** EXTRACTED INFORMATION **
────────────────────────────────────────

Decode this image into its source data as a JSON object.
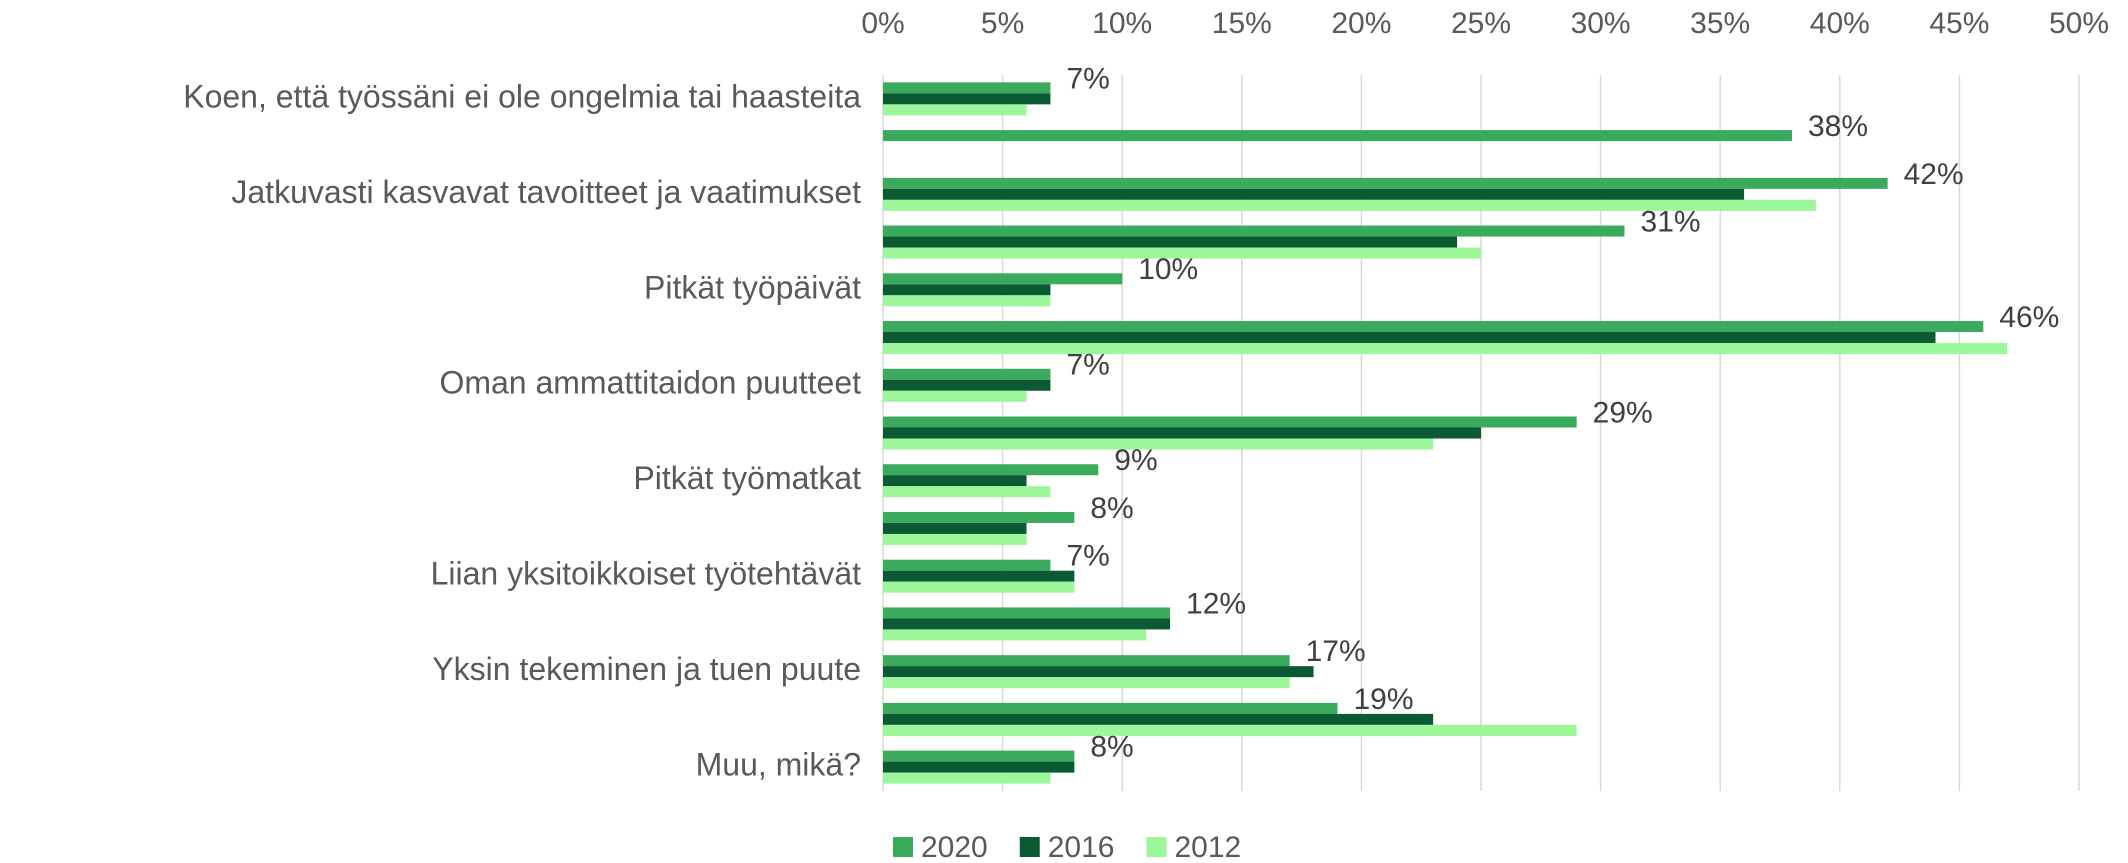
{
  "chart_data": {
    "type": "bar",
    "orientation": "horizontal",
    "categories": [
      "Koen, että työssäni ei ole ongelmia tai haasteita",
      null,
      "Jatkuvasti kasvavat tavoitteet ja vaatimukset",
      null,
      "Pitkät työpäivät",
      null,
      "Oman ammattitaidon puutteet",
      null,
      "Pitkät työmatkat",
      null,
      "Liian yksitoikkoiset työtehtävät",
      null,
      "Yksin tekeminen ja tuen puute",
      null,
      "Muu, mikä?"
    ],
    "series": [
      {
        "name": "2020",
        "color": "#3aaa5c",
        "values": [
          7,
          38,
          42,
          31,
          10,
          46,
          7,
          29,
          9,
          8,
          7,
          12,
          17,
          19,
          8
        ],
        "value_labels": [
          "7%",
          "38%",
          "42%",
          "31%",
          "10%",
          "46%",
          "7%",
          "29%",
          "9%",
          "8%",
          "7%",
          "12%",
          "17%",
          "19%",
          "8%"
        ]
      },
      {
        "name": "2016",
        "color": "#0b5a33",
        "values": [
          7,
          0,
          36,
          24,
          7,
          44,
          7,
          25,
          6,
          6,
          8,
          12,
          18,
          23,
          8
        ]
      },
      {
        "name": "2012",
        "color": "#9cf79a",
        "values": [
          6,
          0,
          39,
          25,
          7,
          47,
          6,
          23,
          7,
          6,
          8,
          11,
          17,
          29,
          7
        ]
      }
    ],
    "xlim": [
      0,
      50
    ],
    "xticks": [
      {
        "value": 0,
        "label": "0%"
      },
      {
        "value": 5,
        "label": "5%"
      },
      {
        "value": 10,
        "label": "10%"
      },
      {
        "value": 15,
        "label": "15%"
      },
      {
        "value": 20,
        "label": "20%"
      },
      {
        "value": 25,
        "label": "25%"
      },
      {
        "value": 30,
        "label": "30%"
      },
      {
        "value": 35,
        "label": "35%"
      },
      {
        "value": 40,
        "label": "40%"
      },
      {
        "value": 45,
        "label": "45%"
      },
      {
        "value": 50,
        "label": "50%"
      }
    ],
    "grid": true,
    "legend": "bottom"
  }
}
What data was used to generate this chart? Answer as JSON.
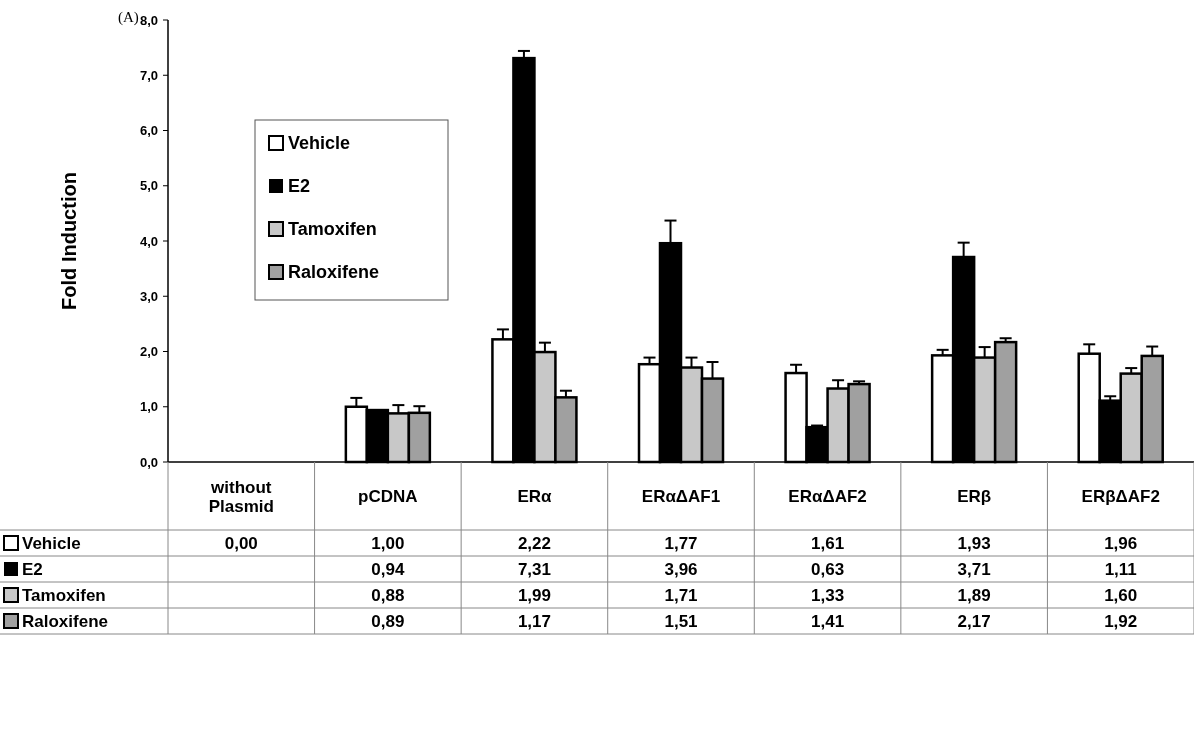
{
  "chart_data": {
    "type": "bar",
    "ylabel": "Fold Induction",
    "annotations": [
      "(A)"
    ],
    "categories": [
      "without Plasmid",
      "pCDNA",
      "ERα",
      "ERαΔAF1",
      "ERαΔAF2",
      "ERβ",
      "ERβΔAF2"
    ],
    "series": [
      {
        "name": "Vehicle",
        "color": "#ffffff",
        "values": [
          0,
          1.0,
          2.22,
          1.77,
          1.61,
          1.93,
          1.96
        ],
        "errors": [
          null,
          0.16,
          0.18,
          0.12,
          0.15,
          0.1,
          0.17
        ],
        "value_labels": [
          "0,00",
          "1,00",
          "2,22",
          "1,77",
          "1,61",
          "1,93",
          "1,96"
        ]
      },
      {
        "name": "E2",
        "color": "#000000",
        "values": [
          null,
          0.94,
          7.31,
          3.96,
          0.63,
          3.71,
          1.11
        ],
        "errors": [
          null,
          null,
          0.13,
          0.41,
          0.03,
          0.26,
          0.08
        ],
        "value_labels": [
          null,
          "0,94",
          "7,31",
          "3,96",
          "0,63",
          "3,71",
          "1,11"
        ]
      },
      {
        "name": "Tamoxifen",
        "color": "#c8c8c8",
        "values": [
          null,
          0.88,
          1.99,
          1.71,
          1.33,
          1.89,
          1.6
        ],
        "errors": [
          null,
          0.15,
          0.17,
          0.18,
          0.15,
          0.19,
          0.1
        ],
        "value_labels": [
          null,
          "0,88",
          "1,99",
          "1,71",
          "1,33",
          "1,89",
          "1,60"
        ]
      },
      {
        "name": "Raloxifene",
        "color": "#a0a0a0",
        "values": [
          null,
          0.89,
          1.17,
          1.51,
          1.41,
          2.17,
          1.92
        ],
        "errors": [
          null,
          0.12,
          0.12,
          0.3,
          0.05,
          0.07,
          0.17
        ],
        "value_labels": [
          null,
          "0,89",
          "1,17",
          "1,51",
          "1,41",
          "2,17",
          "1,92"
        ]
      }
    ],
    "ylim": [
      0,
      8
    ],
    "yticks": [
      {
        "value": 0,
        "label": "0,0"
      },
      {
        "value": 1,
        "label": "1,0"
      },
      {
        "value": 2,
        "label": "2,0"
      },
      {
        "value": 3,
        "label": "3,0"
      },
      {
        "value": 4,
        "label": "4,0"
      },
      {
        "value": 5,
        "label": "5,0"
      },
      {
        "value": 6,
        "label": "6,0"
      },
      {
        "value": 7,
        "label": "7,0"
      },
      {
        "value": 8,
        "label": "8,0"
      }
    ],
    "legend": "top left",
    "grid": false
  }
}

────────────────────────────────────────

Reproduce every line exactly and omit all pictures.

** SOLUTION TO THIS PROBLEM **
Decode this image into its source data as a JSON object.
{
  "chart_data": {
    "type": "bar",
    "orientation": "horizontal",
    "categories": [
      "Koen, että työssäni ei ole ongelmia tai haasteita",
      null,
      "Jatkuvasti kasvavat tavoitteet ja vaatimukset",
      null,
      "Pitkät työpäivät",
      null,
      "Oman ammattitaidon puutteet",
      null,
      "Pitkät työmatkat",
      null,
      "Liian yksitoikkoiset työtehtävät",
      null,
      "Yksin tekeminen ja tuen puute",
      null,
      "Muu, mikä?"
    ],
    "series": [
      {
        "name": "2020",
        "color": "#3aaa5c",
        "values": [
          7,
          38,
          42,
          31,
          10,
          46,
          7,
          29,
          9,
          8,
          7,
          12,
          17,
          19,
          8
        ],
        "value_labels": [
          "7%",
          "38%",
          "42%",
          "31%",
          "10%",
          "46%",
          "7%",
          "29%",
          "9%",
          "8%",
          "7%",
          "12%",
          "17%",
          "19%",
          "8%"
        ]
      },
      {
        "name": "2016",
        "color": "#0b5a33",
        "values": [
          7,
          0,
          36,
          24,
          7,
          44,
          7,
          25,
          6,
          6,
          8,
          12,
          18,
          23,
          8
        ]
      },
      {
        "name": "2012",
        "color": "#9cf79a",
        "values": [
          6,
          0,
          39,
          25,
          7,
          47,
          6,
          23,
          7,
          6,
          8,
          11,
          17,
          29,
          7
        ]
      }
    ],
    "xlim": [
      0,
      50
    ],
    "xticks": [
      {
        "value": 0,
        "label": "0%"
      },
      {
        "value": 5,
        "label": "5%"
      },
      {
        "value": 10,
        "label": "10%"
      },
      {
        "value": 15,
        "label": "15%"
      },
      {
        "value": 20,
        "label": "20%"
      },
      {
        "value": 25,
        "label": "25%"
      },
      {
        "value": 30,
        "label": "30%"
      },
      {
        "value": 35,
        "label": "35%"
      },
      {
        "value": 40,
        "label": "40%"
      },
      {
        "value": 45,
        "label": "45%"
      },
      {
        "value": 50,
        "label": "50%"
      }
    ],
    "grid": true,
    "legend": "bottom"
  }
}
What data was used to generate this chart? Answer as JSON.
{
  "chart_data": {
    "type": "bar",
    "ylabel": "Fold Induction",
    "annotations": [
      "(A)"
    ],
    "categories": [
      "without Plasmid",
      "pCDNA",
      "ERα",
      "ERαΔAF1",
      "ERαΔAF2",
      "ERβ",
      "ERβΔAF2"
    ],
    "series": [
      {
        "name": "Vehicle",
        "color": "#ffffff",
        "values": [
          0,
          1.0,
          2.22,
          1.77,
          1.61,
          1.93,
          1.96
        ],
        "errors": [
          null,
          0.16,
          0.18,
          0.12,
          0.15,
          0.1,
          0.17
        ],
        "value_labels": [
          "0,00",
          "1,00",
          "2,22",
          "1,77",
          "1,61",
          "1,93",
          "1,96"
        ]
      },
      {
        "name": "E2",
        "color": "#000000",
        "values": [
          null,
          0.94,
          7.31,
          3.96,
          0.63,
          3.71,
          1.11
        ],
        "errors": [
          null,
          null,
          0.13,
          0.41,
          0.03,
          0.26,
          0.08
        ],
        "value_labels": [
          null,
          "0,94",
          "7,31",
          "3,96",
          "0,63",
          "3,71",
          "1,11"
        ]
      },
      {
        "name": "Tamoxifen",
        "color": "#c8c8c8",
        "values": [
          null,
          0.88,
          1.99,
          1.71,
          1.33,
          1.89,
          1.6
        ],
        "errors": [
          null,
          0.15,
          0.17,
          0.18,
          0.15,
          0.19,
          0.1
        ],
        "value_labels": [
          null,
          "0,88",
          "1,99",
          "1,71",
          "1,33",
          "1,89",
          "1,60"
        ]
      },
      {
        "name": "Raloxifene",
        "color": "#a0a0a0",
        "values": [
          null,
          0.89,
          1.17,
          1.51,
          1.41,
          2.17,
          1.92
        ],
        "errors": [
          null,
          0.12,
          0.12,
          0.3,
          0.05,
          0.07,
          0.17
        ],
        "value_labels": [
          null,
          "0,89",
          "1,17",
          "1,51",
          "1,41",
          "2,17",
          "1,92"
        ]
      }
    ],
    "ylim": [
      0,
      8
    ],
    "yticks": [
      {
        "value": 0,
        "label": "0,0"
      },
      {
        "value": 1,
        "label": "1,0"
      },
      {
        "value": 2,
        "label": "2,0"
      },
      {
        "value": 3,
        "label": "3,0"
      },
      {
        "value": 4,
        "label": "4,0"
      },
      {
        "value": 5,
        "label": "5,0"
      },
      {
        "value": 6,
        "label": "6,0"
      },
      {
        "value": 7,
        "label": "7,0"
      },
      {
        "value": 8,
        "label": "8,0"
      }
    ],
    "legend": "top left",
    "grid": false
  }
}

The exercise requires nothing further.